# [SHORT EXERCISE]
Collect each line of the records containing the string "Determine".

***

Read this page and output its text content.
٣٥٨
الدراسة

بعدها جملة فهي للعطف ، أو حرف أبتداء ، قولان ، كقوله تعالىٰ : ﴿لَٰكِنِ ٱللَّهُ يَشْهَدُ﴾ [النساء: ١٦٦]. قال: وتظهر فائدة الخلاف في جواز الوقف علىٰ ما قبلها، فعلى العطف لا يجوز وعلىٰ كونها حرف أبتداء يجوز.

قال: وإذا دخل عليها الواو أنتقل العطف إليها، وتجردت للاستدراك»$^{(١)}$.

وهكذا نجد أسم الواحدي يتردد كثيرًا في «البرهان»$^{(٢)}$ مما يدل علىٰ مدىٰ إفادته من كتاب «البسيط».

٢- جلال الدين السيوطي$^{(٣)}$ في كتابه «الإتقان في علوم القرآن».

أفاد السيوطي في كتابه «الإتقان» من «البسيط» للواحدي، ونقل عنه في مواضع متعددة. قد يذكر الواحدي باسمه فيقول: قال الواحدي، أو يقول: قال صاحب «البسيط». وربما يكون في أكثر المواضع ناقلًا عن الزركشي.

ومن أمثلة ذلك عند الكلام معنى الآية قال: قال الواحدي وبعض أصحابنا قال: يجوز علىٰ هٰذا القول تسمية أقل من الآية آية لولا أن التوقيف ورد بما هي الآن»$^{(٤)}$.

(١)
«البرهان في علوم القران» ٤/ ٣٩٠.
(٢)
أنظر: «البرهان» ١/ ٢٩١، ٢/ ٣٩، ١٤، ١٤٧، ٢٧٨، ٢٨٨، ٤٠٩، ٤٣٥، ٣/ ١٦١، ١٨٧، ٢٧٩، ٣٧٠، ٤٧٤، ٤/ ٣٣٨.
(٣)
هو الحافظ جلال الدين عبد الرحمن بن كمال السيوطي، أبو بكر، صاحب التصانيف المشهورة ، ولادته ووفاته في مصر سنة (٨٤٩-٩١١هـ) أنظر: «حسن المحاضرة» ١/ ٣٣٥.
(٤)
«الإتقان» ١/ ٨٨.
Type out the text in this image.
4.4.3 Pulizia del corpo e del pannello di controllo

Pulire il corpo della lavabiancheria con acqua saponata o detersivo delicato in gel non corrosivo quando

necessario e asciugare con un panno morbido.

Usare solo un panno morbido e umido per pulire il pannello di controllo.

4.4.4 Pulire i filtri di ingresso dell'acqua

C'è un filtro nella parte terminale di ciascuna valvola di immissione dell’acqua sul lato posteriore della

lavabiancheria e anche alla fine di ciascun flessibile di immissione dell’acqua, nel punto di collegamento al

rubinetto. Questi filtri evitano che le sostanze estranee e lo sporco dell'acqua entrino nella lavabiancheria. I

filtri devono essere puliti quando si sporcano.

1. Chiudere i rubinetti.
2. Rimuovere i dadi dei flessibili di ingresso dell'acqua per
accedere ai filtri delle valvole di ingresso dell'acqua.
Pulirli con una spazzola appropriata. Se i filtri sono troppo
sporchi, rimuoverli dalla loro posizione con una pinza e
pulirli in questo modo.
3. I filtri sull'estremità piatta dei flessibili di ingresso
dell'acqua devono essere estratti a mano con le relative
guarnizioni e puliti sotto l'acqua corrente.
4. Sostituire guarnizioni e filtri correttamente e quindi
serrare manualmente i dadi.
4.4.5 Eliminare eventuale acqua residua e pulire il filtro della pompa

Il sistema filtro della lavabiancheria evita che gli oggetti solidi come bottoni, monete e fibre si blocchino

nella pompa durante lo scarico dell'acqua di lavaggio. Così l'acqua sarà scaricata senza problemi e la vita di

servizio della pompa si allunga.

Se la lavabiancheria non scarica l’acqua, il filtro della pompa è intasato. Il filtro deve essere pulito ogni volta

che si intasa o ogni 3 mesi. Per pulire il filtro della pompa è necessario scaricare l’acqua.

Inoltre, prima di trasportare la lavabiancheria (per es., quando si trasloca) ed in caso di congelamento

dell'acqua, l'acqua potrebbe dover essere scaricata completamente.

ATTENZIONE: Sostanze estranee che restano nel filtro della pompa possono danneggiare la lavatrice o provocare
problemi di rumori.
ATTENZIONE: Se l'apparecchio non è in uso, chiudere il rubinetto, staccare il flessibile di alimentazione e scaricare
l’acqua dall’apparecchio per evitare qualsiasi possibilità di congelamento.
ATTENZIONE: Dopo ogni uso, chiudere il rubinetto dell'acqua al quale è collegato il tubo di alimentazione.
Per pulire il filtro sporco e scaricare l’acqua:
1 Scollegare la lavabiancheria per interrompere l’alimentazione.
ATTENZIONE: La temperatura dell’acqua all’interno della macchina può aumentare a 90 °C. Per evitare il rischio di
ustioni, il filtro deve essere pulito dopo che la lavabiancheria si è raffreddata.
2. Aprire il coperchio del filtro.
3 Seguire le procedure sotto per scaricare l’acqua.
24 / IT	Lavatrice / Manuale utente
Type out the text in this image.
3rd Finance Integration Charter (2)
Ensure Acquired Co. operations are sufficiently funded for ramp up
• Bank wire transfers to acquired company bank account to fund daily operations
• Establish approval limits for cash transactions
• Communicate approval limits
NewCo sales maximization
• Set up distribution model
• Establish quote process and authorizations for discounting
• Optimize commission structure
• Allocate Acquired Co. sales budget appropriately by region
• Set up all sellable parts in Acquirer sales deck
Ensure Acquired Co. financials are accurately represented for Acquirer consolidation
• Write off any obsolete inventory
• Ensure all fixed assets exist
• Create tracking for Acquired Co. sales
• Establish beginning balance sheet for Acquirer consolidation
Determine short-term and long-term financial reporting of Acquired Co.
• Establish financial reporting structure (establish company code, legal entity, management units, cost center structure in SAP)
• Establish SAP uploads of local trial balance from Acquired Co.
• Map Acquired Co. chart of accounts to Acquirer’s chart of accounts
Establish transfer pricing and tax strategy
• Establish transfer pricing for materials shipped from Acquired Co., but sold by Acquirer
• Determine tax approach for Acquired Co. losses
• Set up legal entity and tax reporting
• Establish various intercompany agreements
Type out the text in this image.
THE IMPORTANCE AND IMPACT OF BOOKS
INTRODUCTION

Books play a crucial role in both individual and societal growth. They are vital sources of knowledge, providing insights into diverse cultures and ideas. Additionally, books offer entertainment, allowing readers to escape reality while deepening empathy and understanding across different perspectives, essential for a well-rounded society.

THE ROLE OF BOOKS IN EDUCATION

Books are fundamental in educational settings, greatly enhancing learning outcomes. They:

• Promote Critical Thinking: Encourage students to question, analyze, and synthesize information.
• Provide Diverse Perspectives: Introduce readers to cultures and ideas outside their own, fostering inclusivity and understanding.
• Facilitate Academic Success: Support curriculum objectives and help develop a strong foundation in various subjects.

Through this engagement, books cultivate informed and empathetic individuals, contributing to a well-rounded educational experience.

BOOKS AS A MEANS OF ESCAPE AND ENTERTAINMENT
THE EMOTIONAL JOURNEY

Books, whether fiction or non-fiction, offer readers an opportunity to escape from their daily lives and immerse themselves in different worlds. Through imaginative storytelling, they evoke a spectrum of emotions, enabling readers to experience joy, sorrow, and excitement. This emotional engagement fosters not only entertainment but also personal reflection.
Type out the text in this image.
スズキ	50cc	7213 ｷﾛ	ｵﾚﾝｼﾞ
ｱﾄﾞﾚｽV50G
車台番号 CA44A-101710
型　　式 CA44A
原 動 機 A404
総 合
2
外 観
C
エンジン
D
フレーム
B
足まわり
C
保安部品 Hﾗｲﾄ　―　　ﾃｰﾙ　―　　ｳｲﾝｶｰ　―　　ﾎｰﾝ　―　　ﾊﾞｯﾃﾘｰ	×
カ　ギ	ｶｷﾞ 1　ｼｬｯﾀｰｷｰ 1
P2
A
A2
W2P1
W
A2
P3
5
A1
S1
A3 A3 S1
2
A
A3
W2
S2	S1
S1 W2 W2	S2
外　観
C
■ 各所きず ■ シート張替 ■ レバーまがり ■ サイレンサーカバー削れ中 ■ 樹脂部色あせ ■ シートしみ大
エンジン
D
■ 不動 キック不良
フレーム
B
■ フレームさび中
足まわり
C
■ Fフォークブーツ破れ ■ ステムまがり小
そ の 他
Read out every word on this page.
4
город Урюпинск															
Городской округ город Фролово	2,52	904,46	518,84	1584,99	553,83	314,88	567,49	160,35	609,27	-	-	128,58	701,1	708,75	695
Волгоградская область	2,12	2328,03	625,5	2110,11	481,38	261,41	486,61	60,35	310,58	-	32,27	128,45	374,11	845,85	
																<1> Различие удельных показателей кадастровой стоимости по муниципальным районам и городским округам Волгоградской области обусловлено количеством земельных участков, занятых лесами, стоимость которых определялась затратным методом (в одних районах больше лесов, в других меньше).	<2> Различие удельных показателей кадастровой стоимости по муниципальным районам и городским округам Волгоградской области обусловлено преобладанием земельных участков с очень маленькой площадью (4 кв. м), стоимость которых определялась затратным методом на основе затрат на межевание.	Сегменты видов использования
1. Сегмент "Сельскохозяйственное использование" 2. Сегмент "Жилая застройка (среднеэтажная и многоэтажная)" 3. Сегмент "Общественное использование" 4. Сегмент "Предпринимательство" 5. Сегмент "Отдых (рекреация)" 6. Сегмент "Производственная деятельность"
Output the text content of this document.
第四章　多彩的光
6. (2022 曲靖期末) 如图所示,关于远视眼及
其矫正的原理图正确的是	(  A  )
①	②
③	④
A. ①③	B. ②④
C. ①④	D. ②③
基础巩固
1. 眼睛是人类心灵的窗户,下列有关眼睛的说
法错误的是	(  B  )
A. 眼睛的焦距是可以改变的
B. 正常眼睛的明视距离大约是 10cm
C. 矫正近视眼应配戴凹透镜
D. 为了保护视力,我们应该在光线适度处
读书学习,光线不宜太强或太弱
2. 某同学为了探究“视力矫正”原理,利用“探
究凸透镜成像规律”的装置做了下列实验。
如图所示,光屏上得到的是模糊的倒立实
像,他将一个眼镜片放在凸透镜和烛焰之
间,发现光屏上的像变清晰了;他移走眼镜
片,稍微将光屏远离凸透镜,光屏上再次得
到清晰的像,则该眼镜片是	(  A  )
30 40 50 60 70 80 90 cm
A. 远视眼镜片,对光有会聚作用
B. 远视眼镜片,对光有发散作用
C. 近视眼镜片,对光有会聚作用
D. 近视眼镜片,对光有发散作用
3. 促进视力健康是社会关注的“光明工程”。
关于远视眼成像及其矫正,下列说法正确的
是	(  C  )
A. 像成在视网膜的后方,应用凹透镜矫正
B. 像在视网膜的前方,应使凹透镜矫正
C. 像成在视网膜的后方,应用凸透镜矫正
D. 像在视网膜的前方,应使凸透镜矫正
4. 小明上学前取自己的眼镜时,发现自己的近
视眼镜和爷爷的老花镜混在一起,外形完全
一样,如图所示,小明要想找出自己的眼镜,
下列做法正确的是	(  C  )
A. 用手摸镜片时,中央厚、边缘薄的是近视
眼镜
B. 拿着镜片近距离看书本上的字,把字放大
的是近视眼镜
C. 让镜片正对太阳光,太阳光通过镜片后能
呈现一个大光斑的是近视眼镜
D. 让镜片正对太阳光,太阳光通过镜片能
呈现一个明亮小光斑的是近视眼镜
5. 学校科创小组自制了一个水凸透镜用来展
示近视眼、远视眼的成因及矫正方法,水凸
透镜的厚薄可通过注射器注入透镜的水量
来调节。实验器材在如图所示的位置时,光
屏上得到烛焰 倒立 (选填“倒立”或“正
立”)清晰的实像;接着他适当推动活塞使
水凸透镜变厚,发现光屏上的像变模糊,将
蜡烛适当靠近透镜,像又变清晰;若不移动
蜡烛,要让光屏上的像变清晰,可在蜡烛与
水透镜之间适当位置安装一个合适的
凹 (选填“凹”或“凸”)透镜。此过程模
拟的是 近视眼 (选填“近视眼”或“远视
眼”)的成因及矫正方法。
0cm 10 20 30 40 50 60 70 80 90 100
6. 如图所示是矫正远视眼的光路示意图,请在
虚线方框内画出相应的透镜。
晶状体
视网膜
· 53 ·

***

# [EXERCISE RESPONSE]
Determine short-term and long-term financial reporting of Acquired Co.
• Determine tax approach for Acquired Co. losses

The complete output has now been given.